**Exercise:**
Each entry that follows is to be retyped exactly. Pictures do not belong in the copy.

::: Materials provided :::

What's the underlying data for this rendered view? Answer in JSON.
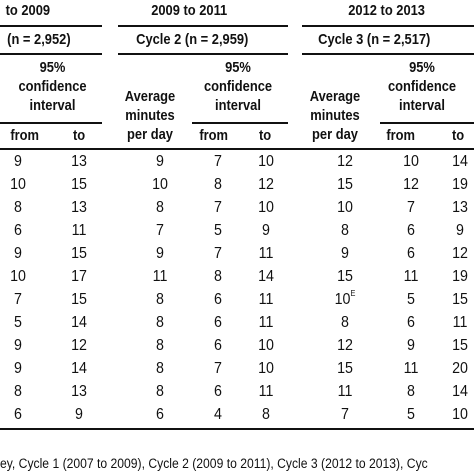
{
  "headers": {
    "period_1": "to 2009",
    "period_2": "2009 to 2011",
    "period_3": "2012 to 2013",
    "cycle_1": "n = 2,952)",
    "cycle_2": "Cycle 2 (n = 2,959)",
    "cycle_3": "Cycle 3 (n = 2,517)",
    "ci_line1": "95%",
    "ci_line2": "confidence",
    "ci_line3": "interval",
    "avg_line1": "Average",
    "avg_line2": "minutes",
    "avg_line3": "per day",
    "from": "from",
    "to": "to"
  },
  "rows": [
    [
      "9",
      "13",
      "9",
      "7",
      "10",
      "12",
      "10",
      "14"
    ],
    [
      "10",
      "15",
      "10",
      "8",
      "12",
      "15",
      "12",
      "19"
    ],
    [
      "8",
      "13",
      "8",
      "7",
      "10",
      "10",
      "7",
      "13"
    ],
    [
      "6",
      "11",
      "7",
      "5",
      "9",
      "8",
      "6",
      "9"
    ],
    [
      "9",
      "15",
      "9",
      "7",
      "11",
      "9",
      "6",
      "12"
    ],
    [
      "10",
      "17",
      "11",
      "8",
      "14",
      "15",
      "11",
      "19"
    ],
    [
      "7",
      "15",
      "8",
      "6",
      "11",
      "10",
      "5",
      "15"
    ],
    [
      "5",
      "14",
      "8",
      "6",
      "11",
      "8",
      "6",
      "11"
    ],
    [
      "9",
      "12",
      "8",
      "6",
      "10",
      "12",
      "9",
      "15"
    ],
    [
      "9",
      "14",
      "8",
      "7",
      "10",
      "15",
      "11",
      "20"
    ],
    [
      "8",
      "13",
      "8",
      "6",
      "11",
      "11",
      "8",
      "14"
    ],
    [
      "6",
      "9",
      "6",
      "4",
      "8",
      "7",
      "5",
      "10"
    ]
  ],
  "superscript_E": "E",
  "footnote": "ey, Cycle 1 (2007 to 2009), Cycle 2 (2009 to 2011), Cycle 3 (2012 to 2013), Cyc"
}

:::

**Response:**
What's the underlying data for this rendered view? Answer in JSON.
{
  "headers": {
    "period_1": "to 2009",
    "period_2": "2009 to 2011",
    "period_3": "2012 to 2013",
    "cycle_1": "n = 2,952)",
    "cycle_2": "Cycle 2 (n = 2,959)",
    "cycle_3": "Cycle 3 (n = 2,517)",
    "ci_line1": "95%",
    "ci_line2": "confidence",
    "ci_line3": "interval",
    "avg_line1": "Average",
    "avg_line2": "minutes",
    "avg_line3": "per day",
    "from": "from",
    "to": "to"
  },
  "rows": [
    [
      "9",
      "13",
      "9",
      "7",
      "10",
      "12",
      "10",
      "14"
    ],
    [
      "10",
      "15",
      "10",
      "8",
      "12",
      "15",
      "12",
      "19"
    ],
    [
      "8",
      "13",
      "8",
      "7",
      "10",
      "10",
      "7",
      "13"
    ],
    [
      "6",
      "11",
      "7",
      "5",
      "9",
      "8",
      "6",
      "9"
    ],
    [
      "9",
      "15",
      "9",
      "7",
      "11",
      "9",
      "6",
      "12"
    ],
    [
      "10",
      "17",
      "11",
      "8",
      "14",
      "15",
      "11",
      "19"
    ],
    [
      "7",
      "15",
      "8",
      "6",
      "11",
      "10",
      "5",
      "15"
    ],
    [
      "5",
      "14",
      "8",
      "6",
      "11",
      "8",
      "6",
      "11"
    ],
    [
      "9",
      "12",
      "8",
      "6",
      "10",
      "12",
      "9",
      "15"
    ],
    [
      "9",
      "14",
      "8",
      "7",
      "10",
      "15",
      "11",
      "20"
    ],
    [
      "8",
      "13",
      "8",
      "6",
      "11",
      "11",
      "8",
      "14"
    ],
    [
      "6",
      "9",
      "6",
      "4",
      "8",
      "7",
      "5",
      "10"
    ]
  ],
  "superscript_E": "E",
  "footnote": "ey, Cycle 1 (2007 to 2009), Cycle 2 (2009 to 2011), Cycle 3 (2012 to 2013), Cyc"
}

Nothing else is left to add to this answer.